>> Begin

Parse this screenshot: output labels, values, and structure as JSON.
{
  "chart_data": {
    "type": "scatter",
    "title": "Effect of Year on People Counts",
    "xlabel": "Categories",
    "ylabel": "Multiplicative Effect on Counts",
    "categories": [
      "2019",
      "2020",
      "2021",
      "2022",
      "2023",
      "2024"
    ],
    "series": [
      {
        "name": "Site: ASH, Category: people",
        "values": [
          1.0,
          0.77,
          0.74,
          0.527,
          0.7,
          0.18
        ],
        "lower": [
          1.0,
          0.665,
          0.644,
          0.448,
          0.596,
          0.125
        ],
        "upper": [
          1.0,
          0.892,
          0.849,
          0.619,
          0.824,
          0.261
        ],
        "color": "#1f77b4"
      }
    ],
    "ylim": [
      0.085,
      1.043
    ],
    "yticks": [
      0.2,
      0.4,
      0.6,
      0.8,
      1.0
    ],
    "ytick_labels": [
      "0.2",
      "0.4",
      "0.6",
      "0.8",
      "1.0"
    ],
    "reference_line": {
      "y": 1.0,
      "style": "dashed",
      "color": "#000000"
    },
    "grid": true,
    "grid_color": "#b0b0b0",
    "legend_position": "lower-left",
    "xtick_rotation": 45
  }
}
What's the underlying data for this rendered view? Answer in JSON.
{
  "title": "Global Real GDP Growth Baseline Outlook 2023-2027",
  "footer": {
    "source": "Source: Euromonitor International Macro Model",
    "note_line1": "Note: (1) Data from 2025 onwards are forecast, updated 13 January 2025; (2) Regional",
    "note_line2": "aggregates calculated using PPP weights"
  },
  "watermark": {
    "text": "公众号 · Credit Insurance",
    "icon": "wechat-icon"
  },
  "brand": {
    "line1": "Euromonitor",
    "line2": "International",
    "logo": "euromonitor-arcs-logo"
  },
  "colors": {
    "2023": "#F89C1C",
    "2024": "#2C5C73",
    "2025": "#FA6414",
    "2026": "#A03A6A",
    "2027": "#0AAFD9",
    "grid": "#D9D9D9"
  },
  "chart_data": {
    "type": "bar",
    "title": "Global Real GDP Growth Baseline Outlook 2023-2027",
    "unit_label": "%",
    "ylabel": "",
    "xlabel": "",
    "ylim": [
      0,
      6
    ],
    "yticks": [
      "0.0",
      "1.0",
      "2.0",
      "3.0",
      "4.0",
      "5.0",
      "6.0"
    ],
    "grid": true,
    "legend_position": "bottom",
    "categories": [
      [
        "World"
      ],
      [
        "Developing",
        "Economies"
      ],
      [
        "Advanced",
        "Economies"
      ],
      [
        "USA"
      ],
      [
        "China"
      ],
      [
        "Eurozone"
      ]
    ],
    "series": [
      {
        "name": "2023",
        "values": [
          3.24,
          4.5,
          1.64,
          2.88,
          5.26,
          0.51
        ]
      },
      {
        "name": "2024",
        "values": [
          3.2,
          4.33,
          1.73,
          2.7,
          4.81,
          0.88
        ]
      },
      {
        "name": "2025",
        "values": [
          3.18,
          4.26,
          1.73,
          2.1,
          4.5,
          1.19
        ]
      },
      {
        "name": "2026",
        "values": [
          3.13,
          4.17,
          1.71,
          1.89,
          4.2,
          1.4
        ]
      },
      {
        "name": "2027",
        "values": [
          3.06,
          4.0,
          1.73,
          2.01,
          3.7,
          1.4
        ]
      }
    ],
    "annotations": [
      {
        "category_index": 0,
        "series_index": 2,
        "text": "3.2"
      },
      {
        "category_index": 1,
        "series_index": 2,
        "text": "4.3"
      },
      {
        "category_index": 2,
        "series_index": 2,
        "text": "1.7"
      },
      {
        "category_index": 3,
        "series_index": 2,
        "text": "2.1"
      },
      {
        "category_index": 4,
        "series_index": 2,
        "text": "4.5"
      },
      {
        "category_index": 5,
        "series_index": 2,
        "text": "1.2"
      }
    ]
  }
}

>> End

Reproduce the material above, every line of it, exactly.

Parse this screenshot: output labels, values, and structure as JSON.
{
  "chart_data": {
    "type": "scatter",
    "title": "Effect of Year on People Counts",
    "xlabel": "Categories",
    "ylabel": "Multiplicative Effect on Counts",
    "categories": [
      "2019",
      "2020",
      "2021",
      "2022",
      "2023",
      "2024"
    ],
    "series": [
      {
        "name": "Site: ASH, Category: people",
        "values": [
          1.0,
          0.77,
          0.74,
          0.527,
          0.7,
          0.18
        ],
        "lower": [
          1.0,
          0.665,
          0.644,
          0.448,
          0.596,
          0.125
        ],
        "upper": [
          1.0,
          0.892,
          0.849,
          0.619,
          0.824,
          0.261
        ],
        "color": "#1f77b4"
      }
    ],
    "ylim": [
      0.085,
      1.043
    ],
    "yticks": [
      0.2,
      0.4,
      0.6,
      0.8,
      1.0
    ],
    "ytick_labels": [
      "0.2",
      "0.4",
      "0.6",
      "0.8",
      "1.0"
    ],
    "reference_line": {
      "y": 1.0,
      "style": "dashed",
      "color": "#000000"
    },
    "grid": true,
    "grid_color": "#b0b0b0",
    "legend_position": "lower-left",
    "xtick_rotation": 45
  }
}
What's the underlying data for this rendered view? Answer in JSON.
{
  "title": "Global Real GDP Growth Baseline Outlook 2023-2027",
  "footer": {
    "source": "Source: Euromonitor International Macro Model",
    "note_line1": "Note: (1) Data from 2025 onwards are forecast, updated 13 January 2025; (2) Regional",
    "note_line2": "aggregates calculated using PPP weights"
  },
  "watermark": {
    "text": "公众号 · Credit Insurance",
    "icon": "wechat-icon"
  },
  "brand": {
    "line1": "Euromonitor",
    "line2": "International",
    "logo": "euromonitor-arcs-logo"
  },
  "colors": {
    "2023": "#F89C1C",
    "2024": "#2C5C73",
    "2025": "#FA6414",
    "2026": "#A03A6A",
    "2027": "#0AAFD9",
    "grid": "#D9D9D9"
  },
  "chart_data": {
    "type": "bar",
    "title": "Global Real GDP Growth Baseline Outlook 2023-2027",
    "unit_label": "%",
    "ylabel": "",
    "xlabel": "",
    "ylim": [
      0,
      6
    ],
    "yticks": [
      "0.0",
      "1.0",
      "2.0",
      "3.0",
      "4.0",
      "5.0",
      "6.0"
    ],
    "grid": true,
    "legend_position": "bottom",
    "categories": [
      [
        "World"
      ],
      [
        "Developing",
        "Economies"
      ],
      [
        "Advanced",
        "Economies"
      ],
      [
        "USA"
      ],
      [
        "China"
      ],
      [
        "Eurozone"
      ]
    ],
    "series": [
      {
        "name": "2023",
        "values": [
          3.24,
          4.5,
          1.64,
          2.88,
          5.26,
          0.51
        ]
      },
      {
        "name": "2024",
        "values": [
          3.2,
          4.33,
          1.73,
          2.7,
          4.81,
          0.88
        ]
      },
      {
        "name": "2025",
        "values": [
          3.18,
          4.26,
          1.73,
          2.1,
          4.5,
          1.19
        ]
      },
      {
        "name": "2026",
        "values": [
          3.13,
          4.17,
          1.71,
          1.89,
          4.2,
          1.4
        ]
      },
      {
        "name": "2027",
        "values": [
          3.06,
          4.0,
          1.73,
          2.01,
          3.7,
          1.4
        ]
      }
    ],
    "annotations": [
      {
        "category_index": 0,
        "series_index": 2,
        "text": "3.2"
      },
      {
        "category_index": 1,
        "series_index": 2,
        "text": "4.3"
      },
      {
        "category_index": 2,
        "series_index": 2,
        "text": "1.7"
      },
      {
        "category_index": 3,
        "series_index": 2,
        "text": "2.1"
      },
      {
        "category_index": 4,
        "series_index": 2,
        "text": "4.5"
      },
      {
        "category_index": 5,
        "series_index": 2,
        "text": "1.2"
      }
    ]
  }
}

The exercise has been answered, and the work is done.